_Requirements_
Each line in the entries below that holds the string "насосы" is to be listed.

Stored items:
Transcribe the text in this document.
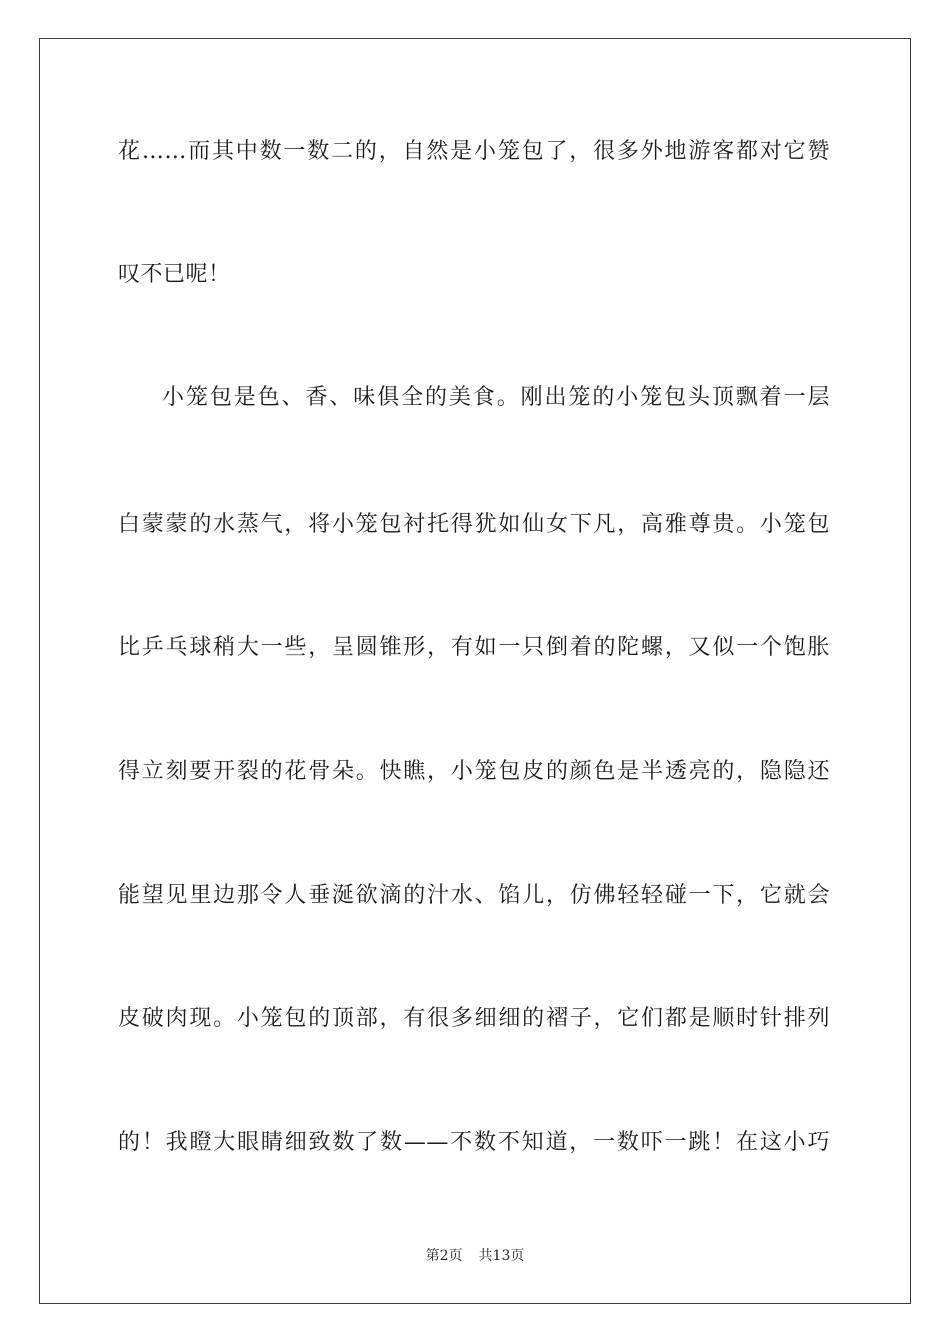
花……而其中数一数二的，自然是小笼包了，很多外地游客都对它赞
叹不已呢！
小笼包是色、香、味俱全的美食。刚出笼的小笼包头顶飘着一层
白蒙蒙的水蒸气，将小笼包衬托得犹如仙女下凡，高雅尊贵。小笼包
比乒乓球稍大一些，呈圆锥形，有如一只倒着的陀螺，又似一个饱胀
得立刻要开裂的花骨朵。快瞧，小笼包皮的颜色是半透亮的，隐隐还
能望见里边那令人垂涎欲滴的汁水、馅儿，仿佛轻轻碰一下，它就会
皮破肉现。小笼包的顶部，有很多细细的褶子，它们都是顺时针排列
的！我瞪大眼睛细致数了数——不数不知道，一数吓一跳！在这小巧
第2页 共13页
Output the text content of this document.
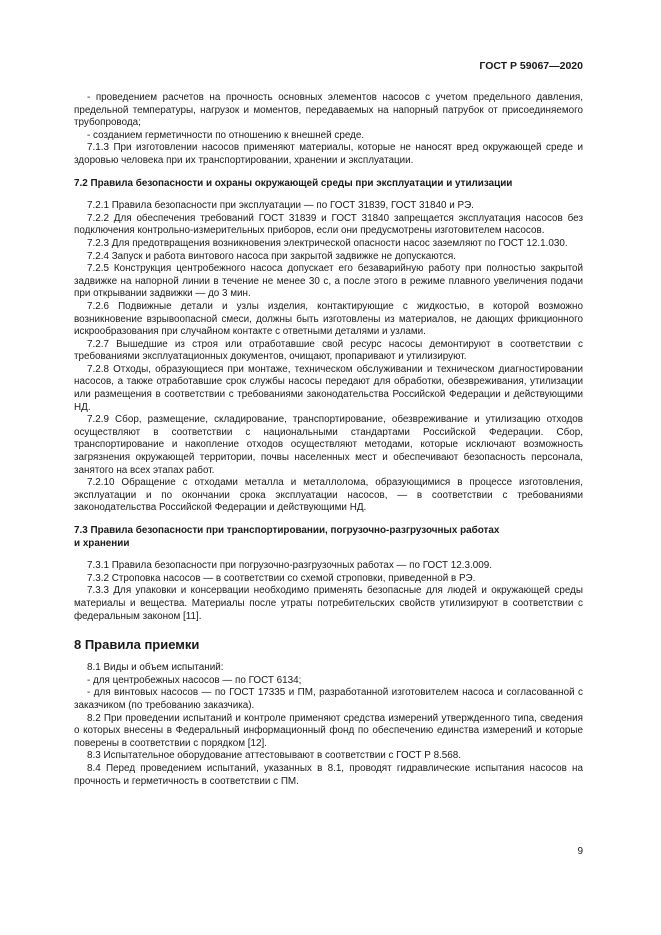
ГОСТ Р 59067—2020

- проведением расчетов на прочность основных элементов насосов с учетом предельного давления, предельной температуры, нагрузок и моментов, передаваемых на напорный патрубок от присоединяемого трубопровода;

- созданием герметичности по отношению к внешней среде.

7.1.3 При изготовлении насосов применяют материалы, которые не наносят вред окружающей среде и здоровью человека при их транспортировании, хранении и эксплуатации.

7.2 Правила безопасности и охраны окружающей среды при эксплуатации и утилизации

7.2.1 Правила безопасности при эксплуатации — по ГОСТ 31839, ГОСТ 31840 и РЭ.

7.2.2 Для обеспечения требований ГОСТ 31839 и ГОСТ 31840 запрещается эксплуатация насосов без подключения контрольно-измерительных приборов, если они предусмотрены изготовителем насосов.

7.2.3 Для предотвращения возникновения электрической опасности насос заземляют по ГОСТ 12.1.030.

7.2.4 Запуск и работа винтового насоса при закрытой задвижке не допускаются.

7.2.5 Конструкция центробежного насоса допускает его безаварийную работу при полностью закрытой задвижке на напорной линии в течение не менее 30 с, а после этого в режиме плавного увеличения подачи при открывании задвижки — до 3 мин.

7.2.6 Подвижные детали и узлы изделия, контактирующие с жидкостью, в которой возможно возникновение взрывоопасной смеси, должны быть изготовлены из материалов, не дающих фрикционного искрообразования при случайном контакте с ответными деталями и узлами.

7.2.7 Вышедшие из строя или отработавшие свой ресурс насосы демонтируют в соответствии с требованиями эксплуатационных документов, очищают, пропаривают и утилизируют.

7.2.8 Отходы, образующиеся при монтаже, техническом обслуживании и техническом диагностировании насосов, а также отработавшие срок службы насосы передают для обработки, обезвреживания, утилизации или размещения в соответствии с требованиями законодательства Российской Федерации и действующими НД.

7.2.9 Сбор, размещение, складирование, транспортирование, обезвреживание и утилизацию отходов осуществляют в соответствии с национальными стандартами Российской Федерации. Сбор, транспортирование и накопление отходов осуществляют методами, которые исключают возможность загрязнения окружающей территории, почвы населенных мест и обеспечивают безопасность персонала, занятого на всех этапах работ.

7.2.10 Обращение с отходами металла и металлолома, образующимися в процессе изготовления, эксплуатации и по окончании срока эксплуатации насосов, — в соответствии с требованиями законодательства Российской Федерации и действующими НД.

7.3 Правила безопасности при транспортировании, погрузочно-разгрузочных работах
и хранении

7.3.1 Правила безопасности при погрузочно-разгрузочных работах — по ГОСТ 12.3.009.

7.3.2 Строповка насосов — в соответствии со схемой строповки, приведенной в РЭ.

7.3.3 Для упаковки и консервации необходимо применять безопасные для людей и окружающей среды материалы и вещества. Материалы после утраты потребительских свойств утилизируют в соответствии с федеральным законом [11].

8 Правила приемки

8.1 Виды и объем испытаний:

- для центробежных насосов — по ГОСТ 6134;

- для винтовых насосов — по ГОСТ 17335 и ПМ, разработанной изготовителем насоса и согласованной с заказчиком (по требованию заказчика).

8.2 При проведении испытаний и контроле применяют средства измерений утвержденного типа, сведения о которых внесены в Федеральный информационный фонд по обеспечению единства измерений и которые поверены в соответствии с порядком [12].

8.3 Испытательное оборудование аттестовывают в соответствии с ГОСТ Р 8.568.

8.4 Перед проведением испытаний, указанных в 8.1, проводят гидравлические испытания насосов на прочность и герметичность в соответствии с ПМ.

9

_Solution to the exercise_
7.2.7 Вышедшие из строя или отработавшие свой ресурс насосы демонтируют в соответствии с требованиями эксплуатационных документов, очищают, пропаривают и утилизируют.
7.2.8 Отходы, образующиеся при монтаже, техническом обслуживании и техническом диагностировании насосов, а также отработавшие срок службы насосы передают для обработки, обезвреживания, утилизации или размещения в соответствии с требованиями законодательства Российской Федерации и действующими НД.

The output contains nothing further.